* _THE REQUEST_
The data below should be restated word for word, with every picture omitted.

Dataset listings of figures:
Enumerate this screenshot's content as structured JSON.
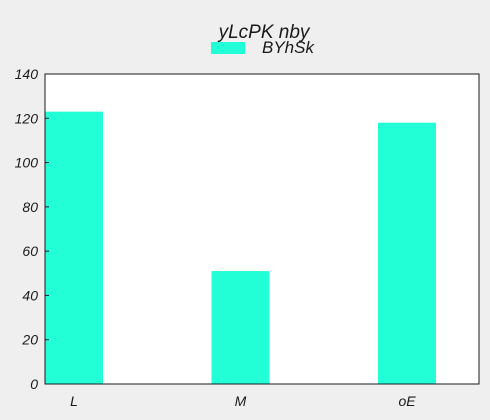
{
  "chart_data": {
    "type": "bar",
    "title": "yLcPK nby",
    "categories": [
      "L",
      "M",
      "oE"
    ],
    "series": [
      {
        "name": "BYhSk",
        "values": [
          123,
          51,
          118
        ],
        "color": "#22ffd7"
      }
    ],
    "xlabel": "",
    "ylabel": "",
    "ylim": [
      0,
      140
    ],
    "yticks": [
      0,
      20,
      40,
      60,
      80,
      100,
      120,
      140
    ],
    "grid": false,
    "legend": "top-center"
  }
}
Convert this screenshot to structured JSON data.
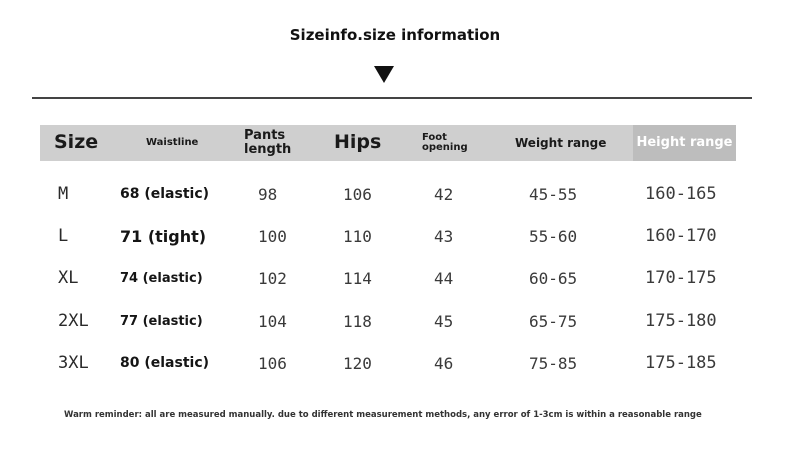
{
  "title": "Sizeinfo.size information",
  "headers": {
    "size": "Size",
    "waistline": "Waistline",
    "pants_length_line1": "Pants",
    "pants_length_line2": "length",
    "hips": "Hips",
    "foot_opening_line1": "Foot",
    "foot_opening_line2": "opening",
    "weight_range": "Weight range",
    "height_range": "Height range"
  },
  "rows": [
    {
      "size": "M",
      "waistline": "68 (elastic)",
      "pants_length": "98",
      "hips": "106",
      "foot_opening": "42",
      "weight": "45-55",
      "height": "160-165"
    },
    {
      "size": "L",
      "waistline": "71 (tight)",
      "pants_length": "100",
      "hips": "110",
      "foot_opening": "43",
      "weight": "55-60",
      "height": "160-170"
    },
    {
      "size": "XL",
      "waistline": "74 (elastic)",
      "pants_length": "102",
      "hips": "114",
      "foot_opening": "44",
      "weight": "60-65",
      "height": "170-175"
    },
    {
      "size": "2XL",
      "waistline": "77 (elastic)",
      "pants_length": "104",
      "hips": "118",
      "foot_opening": "45",
      "weight": "65-75",
      "height": "175-180"
    },
    {
      "size": "3XL",
      "waistline": "80 (elastic)",
      "pants_length": "106",
      "hips": "120",
      "foot_opening": "46",
      "weight": "75-85",
      "height": "175-185"
    }
  ],
  "note": "Warm reminder: all are measured manually. due to different measurement methods, any error of 1-3cm is within a reasonable range"
}
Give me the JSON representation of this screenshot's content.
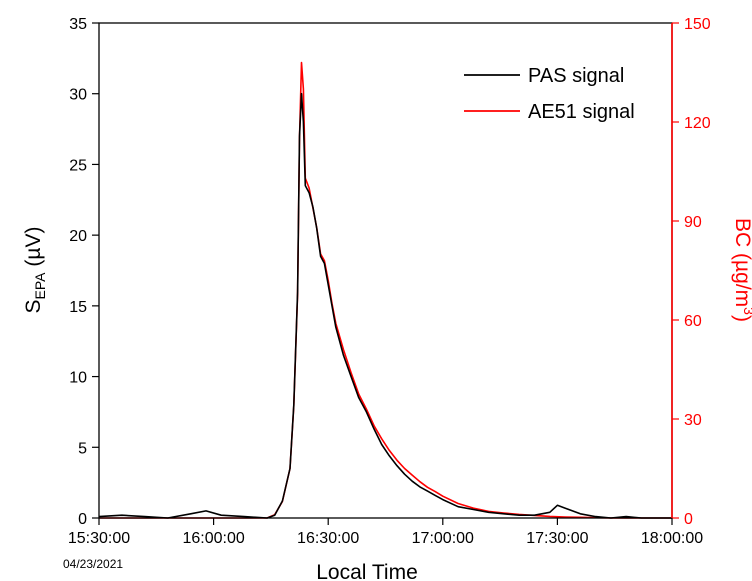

* _RESPONSE TO THE TASK_
Enumerate this screenshot's content as structured JSON.
{
  "chart_data": {
    "type": "bar",
    "title": "yLcPK nby",
    "categories": [
      "L",
      "M",
      "oE"
    ],
    "series": [
      {
        "name": "BYhSk",
        "values": [
          123,
          51,
          118
        ],
        "color": "#22ffd7"
      }
    ],
    "xlabel": "",
    "ylabel": "",
    "ylim": [
      0,
      140
    ],
    "yticks": [
      0,
      20,
      40,
      60,
      80,
      100,
      120,
      140
    ],
    "grid": false,
    "legend": "top-center"
  }
}
Convert this screenshot to structured JSON data.
{
  "title": "Sizeinfo.size information",
  "headers": {
    "size": "Size",
    "waistline": "Waistline",
    "pants_length_line1": "Pants",
    "pants_length_line2": "length",
    "hips": "Hips",
    "foot_opening_line1": "Foot",
    "foot_opening_line2": "opening",
    "weight_range": "Weight range",
    "height_range": "Height range"
  },
  "rows": [
    {
      "size": "M",
      "waistline": "68 (elastic)",
      "pants_length": "98",
      "hips": "106",
      "foot_opening": "42",
      "weight": "45-55",
      "height": "160-165"
    },
    {
      "size": "L",
      "waistline": "71 (tight)",
      "pants_length": "100",
      "hips": "110",
      "foot_opening": "43",
      "weight": "55-60",
      "height": "160-170"
    },
    {
      "size": "XL",
      "waistline": "74 (elastic)",
      "pants_length": "102",
      "hips": "114",
      "foot_opening": "44",
      "weight": "60-65",
      "height": "170-175"
    },
    {
      "size": "2XL",
      "waistline": "77 (elastic)",
      "pants_length": "104",
      "hips": "118",
      "foot_opening": "45",
      "weight": "65-75",
      "height": "175-180"
    },
    {
      "size": "3XL",
      "waistline": "80 (elastic)",
      "pants_length": "106",
      "hips": "120",
      "foot_opening": "46",
      "weight": "75-85",
      "height": "175-185"
    }
  ],
  "note": "Warm reminder: all are measured manually. due to different measurement methods, any error of 1-3cm is within a reasonable range"
}
Give me the JSON representation of this screenshot's content.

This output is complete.